→ **Records shown**
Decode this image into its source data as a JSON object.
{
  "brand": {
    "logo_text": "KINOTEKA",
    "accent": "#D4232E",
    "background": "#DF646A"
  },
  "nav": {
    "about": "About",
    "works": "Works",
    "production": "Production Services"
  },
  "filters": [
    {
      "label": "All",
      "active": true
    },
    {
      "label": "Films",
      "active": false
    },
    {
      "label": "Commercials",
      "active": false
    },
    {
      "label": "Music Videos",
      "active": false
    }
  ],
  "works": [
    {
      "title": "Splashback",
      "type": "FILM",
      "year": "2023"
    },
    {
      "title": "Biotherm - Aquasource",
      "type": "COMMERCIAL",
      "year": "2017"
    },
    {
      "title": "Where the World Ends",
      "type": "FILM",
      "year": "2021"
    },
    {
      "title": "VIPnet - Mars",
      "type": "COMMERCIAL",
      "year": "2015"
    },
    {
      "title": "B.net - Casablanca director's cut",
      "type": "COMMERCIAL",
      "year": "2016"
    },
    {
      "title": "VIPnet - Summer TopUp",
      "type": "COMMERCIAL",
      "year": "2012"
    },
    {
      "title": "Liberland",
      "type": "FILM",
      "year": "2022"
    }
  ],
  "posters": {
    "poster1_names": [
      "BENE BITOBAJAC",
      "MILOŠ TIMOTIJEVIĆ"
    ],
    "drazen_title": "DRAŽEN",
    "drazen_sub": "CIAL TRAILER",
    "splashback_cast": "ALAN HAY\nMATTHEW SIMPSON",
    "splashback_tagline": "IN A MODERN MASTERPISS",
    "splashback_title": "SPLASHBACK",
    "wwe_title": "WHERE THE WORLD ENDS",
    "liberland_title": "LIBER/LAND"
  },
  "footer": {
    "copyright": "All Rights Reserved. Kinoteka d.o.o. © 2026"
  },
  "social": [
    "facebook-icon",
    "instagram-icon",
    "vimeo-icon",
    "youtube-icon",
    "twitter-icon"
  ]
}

→ **Set task**
Using the data above, return each line exactly as written.

→ **Solution for this exercise**
Decode this image into its source data as a JSON object.
{
  "brand": {
    "logo_text": "KINOTEKA",
    "accent": "#D4232E",
    "background": "#DF646A"
  },
  "nav": {
    "about": "About",
    "works": "Works",
    "production": "Production Services"
  },
  "filters": [
    {
      "label": "All",
      "active": true
    },
    {
      "label": "Films",
      "active": false
    },
    {
      "label": "Commercials",
      "active": false
    },
    {
      "label": "Music Videos",
      "active": false
    }
  ],
  "works": [
    {
      "title": "Splashback",
      "type": "FILM",
      "year": "2023"
    },
    {
      "title": "Biotherm - Aquasource",
      "type": "COMMERCIAL",
      "year": "2017"
    },
    {
      "title": "Where the World Ends",
      "type": "FILM",
      "year": "2021"
    },
    {
      "title": "VIPnet - Mars",
      "type": "COMMERCIAL",
      "year": "2015"
    },
    {
      "title": "B.net - Casablanca director's cut",
      "type": "COMMERCIAL",
      "year": "2016"
    },
    {
      "title": "VIPnet - Summer TopUp",
      "type": "COMMERCIAL",
      "year": "2012"
    },
    {
      "title": "Liberland",
      "type": "FILM",
      "year": "2022"
    }
  ],
  "posters": {
    "poster1_names": [
      "BENE BITOBAJAC",
      "MILOŠ TIMOTIJEVIĆ"
    ],
    "drazen_title": "DRAŽEN",
    "drazen_sub": "CIAL TRAILER",
    "splashback_cast": "ALAN HAY\nMATTHEW SIMPSON",
    "splashback_tagline": "IN A MODERN MASTERPISS",
    "splashback_title": "SPLASHBACK",
    "wwe_title": "WHERE THE WORLD ENDS",
    "liberland_title": "LIBER/LAND"
  },
  "footer": {
    "copyright": "All Rights Reserved. Kinoteka d.o.o. © 2026"
  },
  "social": [
    "facebook-icon",
    "instagram-icon",
    "vimeo-icon",
    "youtube-icon",
    "twitter-icon"
  ]
}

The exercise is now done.